Problem:
Using the passage below on Andreas Gursky's photographs, explain in one to three sentences why his figures sometimes look like toy soldiers and his settings like scale models.

Quoted passage:
━━━━━━

In The Third Man, the casually murderous Harry Lime, played by Orson Welles, gazes down from the top of a Ferris wheel at the tiny figures below and says to his one-time friend Holly Martins (Joseph Cotten), ‘Look down there; would you really feel any pity if one of those dots stopped moving forever?’ In his large-format photographs, Andreas Gursky asks similar questions, without the homicidal overtones but with the same appreciation of the awkward fit of humanism and modern mass society.

Like Lime on the Ferris wheel, Gursky often looks down at the world from a great height. He reduces people to dots and their surroundings to large grid-like patterns. He takes structures that are already massive and homogeneous and, through cropping and digital manipulation, he makes them more so. His supermarket is filled with brightly packaged goods but their singular claims are at once quashed by the vast proportions and functional organisation of the space. His Parisian housing estate continues beyond the limits of the frame, forming a grimly uniform tapestry of windows that could in theory extend indefinitely. His quayside park, with its allusions to pre-modern landscaping, looks quaint, even slightly comical, next to the construction project that is underway just beyond the shoreline. In each case, he uses large-format photography to convey a sense of disproportion, of huge spaces or enterprises and tiny, undifferentiated figures. And that sense of disproportion is at times so disorienting that it has a miniaturising effect; then his figures look like toy soldiers and his settings like scale models. Gursky is alert to both the dehumanising and the absurd in today’s world.

━━━━━━

Stored rows:
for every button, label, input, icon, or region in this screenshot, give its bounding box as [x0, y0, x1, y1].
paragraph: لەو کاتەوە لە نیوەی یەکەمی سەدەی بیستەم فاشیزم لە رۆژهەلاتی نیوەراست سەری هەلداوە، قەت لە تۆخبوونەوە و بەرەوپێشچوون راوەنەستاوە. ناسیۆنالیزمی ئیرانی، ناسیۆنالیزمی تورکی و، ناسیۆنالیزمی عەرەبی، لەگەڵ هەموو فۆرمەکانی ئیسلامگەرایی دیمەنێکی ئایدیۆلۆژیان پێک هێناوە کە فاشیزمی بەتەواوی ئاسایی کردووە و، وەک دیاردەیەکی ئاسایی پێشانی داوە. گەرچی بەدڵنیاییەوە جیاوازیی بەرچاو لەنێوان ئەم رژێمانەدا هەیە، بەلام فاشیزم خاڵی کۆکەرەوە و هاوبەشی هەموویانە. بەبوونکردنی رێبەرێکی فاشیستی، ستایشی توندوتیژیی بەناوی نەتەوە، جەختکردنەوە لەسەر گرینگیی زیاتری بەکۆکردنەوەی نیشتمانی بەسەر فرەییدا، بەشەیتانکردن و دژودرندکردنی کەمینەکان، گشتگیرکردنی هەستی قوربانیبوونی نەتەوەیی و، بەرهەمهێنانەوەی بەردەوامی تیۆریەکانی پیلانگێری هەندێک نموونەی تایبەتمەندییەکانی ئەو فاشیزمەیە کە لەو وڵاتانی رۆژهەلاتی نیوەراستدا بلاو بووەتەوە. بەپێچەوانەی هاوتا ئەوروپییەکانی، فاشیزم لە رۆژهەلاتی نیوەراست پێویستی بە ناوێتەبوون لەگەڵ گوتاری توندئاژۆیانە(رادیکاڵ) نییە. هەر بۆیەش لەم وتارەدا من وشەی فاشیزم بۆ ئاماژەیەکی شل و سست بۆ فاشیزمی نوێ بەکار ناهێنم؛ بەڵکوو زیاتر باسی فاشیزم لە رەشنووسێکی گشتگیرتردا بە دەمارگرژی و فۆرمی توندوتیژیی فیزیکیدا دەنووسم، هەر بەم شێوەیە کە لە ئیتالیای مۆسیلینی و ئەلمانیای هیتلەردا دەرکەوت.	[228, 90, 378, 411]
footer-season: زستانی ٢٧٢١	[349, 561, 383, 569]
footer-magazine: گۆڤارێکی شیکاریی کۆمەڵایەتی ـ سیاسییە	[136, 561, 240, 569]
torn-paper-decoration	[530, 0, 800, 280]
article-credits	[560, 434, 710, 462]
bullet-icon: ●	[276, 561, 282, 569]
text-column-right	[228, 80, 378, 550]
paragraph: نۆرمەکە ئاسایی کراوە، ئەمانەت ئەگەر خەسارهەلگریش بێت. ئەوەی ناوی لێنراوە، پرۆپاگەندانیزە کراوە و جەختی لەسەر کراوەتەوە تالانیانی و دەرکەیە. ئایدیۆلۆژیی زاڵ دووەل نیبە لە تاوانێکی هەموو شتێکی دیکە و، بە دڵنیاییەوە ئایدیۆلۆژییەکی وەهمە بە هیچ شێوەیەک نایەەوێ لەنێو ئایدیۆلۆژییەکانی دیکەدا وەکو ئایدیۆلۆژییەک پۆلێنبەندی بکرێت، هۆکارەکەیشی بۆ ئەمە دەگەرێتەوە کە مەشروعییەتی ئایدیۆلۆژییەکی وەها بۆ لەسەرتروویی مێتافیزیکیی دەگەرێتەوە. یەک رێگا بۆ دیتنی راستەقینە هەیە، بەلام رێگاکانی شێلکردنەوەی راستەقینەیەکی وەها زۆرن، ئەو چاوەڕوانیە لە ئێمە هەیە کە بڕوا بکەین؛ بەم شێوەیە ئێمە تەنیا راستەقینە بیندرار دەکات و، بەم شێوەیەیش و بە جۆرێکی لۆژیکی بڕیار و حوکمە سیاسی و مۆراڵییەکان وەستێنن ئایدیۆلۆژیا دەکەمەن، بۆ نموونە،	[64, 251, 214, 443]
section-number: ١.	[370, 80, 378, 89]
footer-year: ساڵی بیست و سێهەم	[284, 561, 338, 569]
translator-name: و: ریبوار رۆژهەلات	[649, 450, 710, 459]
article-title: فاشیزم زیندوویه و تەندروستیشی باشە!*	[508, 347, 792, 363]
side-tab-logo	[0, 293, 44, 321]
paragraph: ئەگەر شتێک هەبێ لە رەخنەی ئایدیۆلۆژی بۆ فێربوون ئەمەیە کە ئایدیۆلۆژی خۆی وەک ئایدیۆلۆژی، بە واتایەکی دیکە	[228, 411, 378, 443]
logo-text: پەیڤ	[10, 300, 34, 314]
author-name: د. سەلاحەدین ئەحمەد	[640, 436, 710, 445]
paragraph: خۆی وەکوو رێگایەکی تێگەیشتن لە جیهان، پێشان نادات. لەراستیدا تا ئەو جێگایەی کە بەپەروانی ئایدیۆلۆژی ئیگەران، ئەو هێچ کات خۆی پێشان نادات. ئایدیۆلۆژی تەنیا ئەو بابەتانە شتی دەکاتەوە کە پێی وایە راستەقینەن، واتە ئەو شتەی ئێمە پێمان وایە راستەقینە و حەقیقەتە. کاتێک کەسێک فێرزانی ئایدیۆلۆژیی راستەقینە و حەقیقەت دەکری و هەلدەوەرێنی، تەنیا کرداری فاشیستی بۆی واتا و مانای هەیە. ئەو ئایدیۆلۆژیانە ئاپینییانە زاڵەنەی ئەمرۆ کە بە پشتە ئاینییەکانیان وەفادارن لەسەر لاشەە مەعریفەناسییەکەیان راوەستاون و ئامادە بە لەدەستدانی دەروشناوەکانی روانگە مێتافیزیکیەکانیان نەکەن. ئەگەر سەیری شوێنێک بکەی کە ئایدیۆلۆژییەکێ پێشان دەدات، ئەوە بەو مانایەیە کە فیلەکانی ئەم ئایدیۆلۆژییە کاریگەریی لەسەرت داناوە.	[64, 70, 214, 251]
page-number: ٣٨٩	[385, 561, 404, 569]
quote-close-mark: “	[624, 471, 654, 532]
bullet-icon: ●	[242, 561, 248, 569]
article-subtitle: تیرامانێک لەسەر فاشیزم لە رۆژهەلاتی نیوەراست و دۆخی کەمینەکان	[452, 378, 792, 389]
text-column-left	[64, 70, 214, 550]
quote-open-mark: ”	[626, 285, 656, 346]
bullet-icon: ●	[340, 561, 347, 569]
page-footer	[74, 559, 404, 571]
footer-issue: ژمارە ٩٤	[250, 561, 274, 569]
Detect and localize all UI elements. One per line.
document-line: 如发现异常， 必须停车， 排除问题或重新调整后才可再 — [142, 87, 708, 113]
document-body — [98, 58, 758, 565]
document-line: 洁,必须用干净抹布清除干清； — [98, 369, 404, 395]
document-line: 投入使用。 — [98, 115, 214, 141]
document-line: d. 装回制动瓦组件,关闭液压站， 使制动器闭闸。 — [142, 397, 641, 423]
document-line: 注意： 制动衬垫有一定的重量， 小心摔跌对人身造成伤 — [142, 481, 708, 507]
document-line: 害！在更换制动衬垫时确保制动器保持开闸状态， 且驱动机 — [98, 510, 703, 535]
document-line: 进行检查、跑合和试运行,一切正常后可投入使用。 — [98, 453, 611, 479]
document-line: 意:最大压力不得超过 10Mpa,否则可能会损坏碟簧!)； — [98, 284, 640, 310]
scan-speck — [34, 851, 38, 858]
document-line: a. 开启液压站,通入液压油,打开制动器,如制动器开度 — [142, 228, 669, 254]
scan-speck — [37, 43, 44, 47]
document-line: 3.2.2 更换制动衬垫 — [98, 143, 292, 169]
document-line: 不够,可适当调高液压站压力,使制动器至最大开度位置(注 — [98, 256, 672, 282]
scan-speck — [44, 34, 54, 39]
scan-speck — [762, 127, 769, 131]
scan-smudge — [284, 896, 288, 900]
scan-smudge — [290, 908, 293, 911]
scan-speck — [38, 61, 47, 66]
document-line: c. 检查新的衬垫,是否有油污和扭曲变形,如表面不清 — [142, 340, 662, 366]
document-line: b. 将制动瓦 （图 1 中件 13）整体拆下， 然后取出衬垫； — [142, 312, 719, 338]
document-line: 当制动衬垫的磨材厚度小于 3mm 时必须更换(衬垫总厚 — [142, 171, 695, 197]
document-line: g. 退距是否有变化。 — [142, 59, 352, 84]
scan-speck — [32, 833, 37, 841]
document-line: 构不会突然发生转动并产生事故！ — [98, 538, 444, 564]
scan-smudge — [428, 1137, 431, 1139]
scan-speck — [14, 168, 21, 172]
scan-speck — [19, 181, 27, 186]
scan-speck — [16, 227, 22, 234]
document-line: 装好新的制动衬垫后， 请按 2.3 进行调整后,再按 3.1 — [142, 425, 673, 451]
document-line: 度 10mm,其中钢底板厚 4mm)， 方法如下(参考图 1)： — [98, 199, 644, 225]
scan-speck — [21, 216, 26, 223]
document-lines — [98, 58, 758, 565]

━━━━━━

Finished answer:
Gursky uses large-format photography to convey a sense of disproportion between huge spaces or enterprises and tiny, undifferentiated figures. At times this disproportion is so disorienting that it has a miniaturising effect, so the figures look like toy soldiers and the settings like scale models.